• [GOAL]: Convert the entries below into a JSON list of strings, one string per line and no blank lines, starting at the first line and stopping after the line that contains "table-cell-product[interactable] bbox=[363, 490, 675, 569]".
————
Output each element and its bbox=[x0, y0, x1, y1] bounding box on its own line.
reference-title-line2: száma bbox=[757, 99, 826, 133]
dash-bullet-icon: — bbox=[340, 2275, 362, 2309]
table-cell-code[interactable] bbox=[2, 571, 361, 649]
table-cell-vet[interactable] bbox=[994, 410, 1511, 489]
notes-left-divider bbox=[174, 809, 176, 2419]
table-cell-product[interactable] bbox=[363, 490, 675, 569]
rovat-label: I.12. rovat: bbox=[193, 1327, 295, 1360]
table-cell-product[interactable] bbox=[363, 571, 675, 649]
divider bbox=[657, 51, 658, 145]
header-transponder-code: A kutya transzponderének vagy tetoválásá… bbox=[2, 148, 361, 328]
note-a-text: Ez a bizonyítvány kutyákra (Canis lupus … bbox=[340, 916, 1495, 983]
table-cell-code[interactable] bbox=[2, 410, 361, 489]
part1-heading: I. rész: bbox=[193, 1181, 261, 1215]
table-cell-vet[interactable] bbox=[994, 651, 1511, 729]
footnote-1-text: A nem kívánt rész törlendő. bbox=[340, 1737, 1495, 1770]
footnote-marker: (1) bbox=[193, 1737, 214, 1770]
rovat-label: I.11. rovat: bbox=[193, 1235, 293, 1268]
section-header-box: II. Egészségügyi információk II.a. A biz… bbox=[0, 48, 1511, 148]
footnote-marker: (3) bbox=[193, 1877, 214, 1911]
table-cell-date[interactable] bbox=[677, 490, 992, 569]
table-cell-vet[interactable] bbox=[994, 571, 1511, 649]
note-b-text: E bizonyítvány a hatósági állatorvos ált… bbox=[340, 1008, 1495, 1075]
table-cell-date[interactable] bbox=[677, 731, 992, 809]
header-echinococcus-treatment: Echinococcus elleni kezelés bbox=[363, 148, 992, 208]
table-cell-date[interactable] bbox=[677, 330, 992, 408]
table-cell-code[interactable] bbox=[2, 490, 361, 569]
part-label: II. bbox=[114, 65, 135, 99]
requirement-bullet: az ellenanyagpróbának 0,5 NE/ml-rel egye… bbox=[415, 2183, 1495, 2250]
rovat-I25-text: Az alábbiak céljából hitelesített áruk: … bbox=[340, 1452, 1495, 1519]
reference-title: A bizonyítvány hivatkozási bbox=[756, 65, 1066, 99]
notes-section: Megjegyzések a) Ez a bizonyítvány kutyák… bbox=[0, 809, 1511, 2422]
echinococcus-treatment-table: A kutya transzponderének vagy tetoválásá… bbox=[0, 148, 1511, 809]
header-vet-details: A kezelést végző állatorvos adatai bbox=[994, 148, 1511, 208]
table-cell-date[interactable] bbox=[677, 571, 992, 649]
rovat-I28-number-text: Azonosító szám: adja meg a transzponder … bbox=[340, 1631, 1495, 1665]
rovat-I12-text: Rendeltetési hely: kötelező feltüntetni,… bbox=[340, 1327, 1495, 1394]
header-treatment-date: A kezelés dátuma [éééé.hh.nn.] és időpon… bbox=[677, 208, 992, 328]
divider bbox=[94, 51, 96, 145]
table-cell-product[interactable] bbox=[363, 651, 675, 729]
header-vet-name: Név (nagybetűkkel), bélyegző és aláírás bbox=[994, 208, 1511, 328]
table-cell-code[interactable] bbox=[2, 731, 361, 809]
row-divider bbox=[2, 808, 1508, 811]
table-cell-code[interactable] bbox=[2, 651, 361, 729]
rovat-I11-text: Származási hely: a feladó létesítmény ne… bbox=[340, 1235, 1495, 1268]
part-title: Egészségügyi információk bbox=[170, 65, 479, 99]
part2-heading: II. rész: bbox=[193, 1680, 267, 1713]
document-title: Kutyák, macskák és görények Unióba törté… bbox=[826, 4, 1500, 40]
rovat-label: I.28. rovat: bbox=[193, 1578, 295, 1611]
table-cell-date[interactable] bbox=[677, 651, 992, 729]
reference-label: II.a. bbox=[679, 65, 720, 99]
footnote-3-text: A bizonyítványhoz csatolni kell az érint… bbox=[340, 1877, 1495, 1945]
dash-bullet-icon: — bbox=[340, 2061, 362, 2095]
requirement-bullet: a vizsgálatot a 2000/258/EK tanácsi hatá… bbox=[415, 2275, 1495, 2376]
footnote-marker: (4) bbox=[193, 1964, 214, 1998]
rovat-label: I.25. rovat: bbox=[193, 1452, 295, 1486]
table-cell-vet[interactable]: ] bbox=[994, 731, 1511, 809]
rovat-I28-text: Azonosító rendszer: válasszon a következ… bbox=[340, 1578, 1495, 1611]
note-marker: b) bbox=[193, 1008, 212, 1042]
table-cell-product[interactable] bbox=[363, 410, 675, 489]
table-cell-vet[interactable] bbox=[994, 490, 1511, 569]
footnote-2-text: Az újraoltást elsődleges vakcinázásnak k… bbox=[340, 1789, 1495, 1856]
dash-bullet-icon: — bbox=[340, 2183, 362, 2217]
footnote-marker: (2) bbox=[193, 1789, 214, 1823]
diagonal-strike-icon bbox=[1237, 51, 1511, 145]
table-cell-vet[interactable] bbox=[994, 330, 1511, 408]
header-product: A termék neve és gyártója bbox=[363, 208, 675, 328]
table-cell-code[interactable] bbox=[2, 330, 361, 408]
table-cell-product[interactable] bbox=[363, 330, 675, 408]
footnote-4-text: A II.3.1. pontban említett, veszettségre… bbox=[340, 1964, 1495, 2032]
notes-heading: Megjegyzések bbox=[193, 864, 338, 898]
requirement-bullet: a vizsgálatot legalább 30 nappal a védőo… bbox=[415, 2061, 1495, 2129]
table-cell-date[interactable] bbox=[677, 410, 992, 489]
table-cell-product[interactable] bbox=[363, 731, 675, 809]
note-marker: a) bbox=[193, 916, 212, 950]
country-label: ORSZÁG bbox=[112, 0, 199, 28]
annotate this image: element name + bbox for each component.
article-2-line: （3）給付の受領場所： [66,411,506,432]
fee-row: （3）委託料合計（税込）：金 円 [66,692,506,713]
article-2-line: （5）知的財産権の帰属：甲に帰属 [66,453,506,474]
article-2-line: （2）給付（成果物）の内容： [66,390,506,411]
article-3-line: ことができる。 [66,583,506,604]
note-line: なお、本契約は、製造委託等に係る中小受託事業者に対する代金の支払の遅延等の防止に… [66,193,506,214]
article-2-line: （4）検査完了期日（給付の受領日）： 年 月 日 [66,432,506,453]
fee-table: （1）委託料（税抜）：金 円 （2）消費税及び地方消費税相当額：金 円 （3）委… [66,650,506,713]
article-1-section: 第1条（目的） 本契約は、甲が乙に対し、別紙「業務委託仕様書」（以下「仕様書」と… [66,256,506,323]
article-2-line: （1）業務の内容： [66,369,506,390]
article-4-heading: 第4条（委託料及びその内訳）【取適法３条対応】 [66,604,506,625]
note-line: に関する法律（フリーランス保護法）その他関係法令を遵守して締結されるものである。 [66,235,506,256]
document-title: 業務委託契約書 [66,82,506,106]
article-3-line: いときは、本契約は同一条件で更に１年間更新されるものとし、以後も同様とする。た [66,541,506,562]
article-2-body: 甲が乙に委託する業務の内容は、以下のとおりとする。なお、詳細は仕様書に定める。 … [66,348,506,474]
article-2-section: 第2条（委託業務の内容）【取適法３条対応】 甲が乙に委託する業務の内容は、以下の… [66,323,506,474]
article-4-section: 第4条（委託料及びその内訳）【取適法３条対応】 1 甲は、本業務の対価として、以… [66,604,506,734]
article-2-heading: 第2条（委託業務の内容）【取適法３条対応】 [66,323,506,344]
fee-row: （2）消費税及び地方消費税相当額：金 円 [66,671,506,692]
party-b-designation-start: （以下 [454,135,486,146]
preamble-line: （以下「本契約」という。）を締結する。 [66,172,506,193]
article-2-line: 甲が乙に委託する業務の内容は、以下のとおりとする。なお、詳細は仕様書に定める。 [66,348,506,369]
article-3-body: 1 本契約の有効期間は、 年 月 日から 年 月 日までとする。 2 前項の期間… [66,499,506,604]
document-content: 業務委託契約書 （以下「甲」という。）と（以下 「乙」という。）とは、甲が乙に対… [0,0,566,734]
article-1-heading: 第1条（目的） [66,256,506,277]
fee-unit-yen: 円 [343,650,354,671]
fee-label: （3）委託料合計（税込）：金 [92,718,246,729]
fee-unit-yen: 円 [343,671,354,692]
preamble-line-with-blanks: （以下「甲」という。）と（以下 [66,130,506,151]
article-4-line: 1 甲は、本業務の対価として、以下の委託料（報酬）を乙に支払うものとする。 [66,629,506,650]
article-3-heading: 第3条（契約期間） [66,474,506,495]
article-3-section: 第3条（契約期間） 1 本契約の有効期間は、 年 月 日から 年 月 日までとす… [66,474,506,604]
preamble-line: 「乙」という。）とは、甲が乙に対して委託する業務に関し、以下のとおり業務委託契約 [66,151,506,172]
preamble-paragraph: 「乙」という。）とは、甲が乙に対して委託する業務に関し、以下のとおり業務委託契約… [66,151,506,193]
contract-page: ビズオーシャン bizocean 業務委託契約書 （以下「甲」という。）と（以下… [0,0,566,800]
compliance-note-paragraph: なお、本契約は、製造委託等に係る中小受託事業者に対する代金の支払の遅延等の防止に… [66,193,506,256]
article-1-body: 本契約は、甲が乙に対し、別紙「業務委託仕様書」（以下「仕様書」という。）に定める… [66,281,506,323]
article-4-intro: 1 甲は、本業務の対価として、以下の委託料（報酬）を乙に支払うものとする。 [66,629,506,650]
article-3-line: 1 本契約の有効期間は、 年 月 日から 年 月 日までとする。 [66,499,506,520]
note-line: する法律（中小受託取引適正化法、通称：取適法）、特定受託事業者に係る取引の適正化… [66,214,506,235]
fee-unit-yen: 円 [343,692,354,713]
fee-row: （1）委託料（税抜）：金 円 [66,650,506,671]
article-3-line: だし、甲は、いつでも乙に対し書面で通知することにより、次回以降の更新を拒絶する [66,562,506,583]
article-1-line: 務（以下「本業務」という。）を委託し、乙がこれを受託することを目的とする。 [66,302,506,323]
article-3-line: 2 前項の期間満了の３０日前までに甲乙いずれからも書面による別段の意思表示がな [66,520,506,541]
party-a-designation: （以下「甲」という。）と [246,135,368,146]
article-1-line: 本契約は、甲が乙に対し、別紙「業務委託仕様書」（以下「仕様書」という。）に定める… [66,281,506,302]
————
• [TASK ANSWER]:
[
  "Output each element and its bbox=[x0, y0, x1, y1] bounding box on its own line.",
  "reference-title-line2: száma bbox=[757, 99, 826, 133]",
  "dash-bullet-icon: — bbox=[340, 2275, 362, 2309]",
  "table-cell-code[interactable] bbox=[2, 571, 361, 649]",
  "table-cell-vet[interactable] bbox=[994, 410, 1511, 489]",
  "notes-left-divider bbox=[174, 809, 176, 2419]",
  "table-cell-product[interactable] bbox=[363, 490, 675, 569]"
]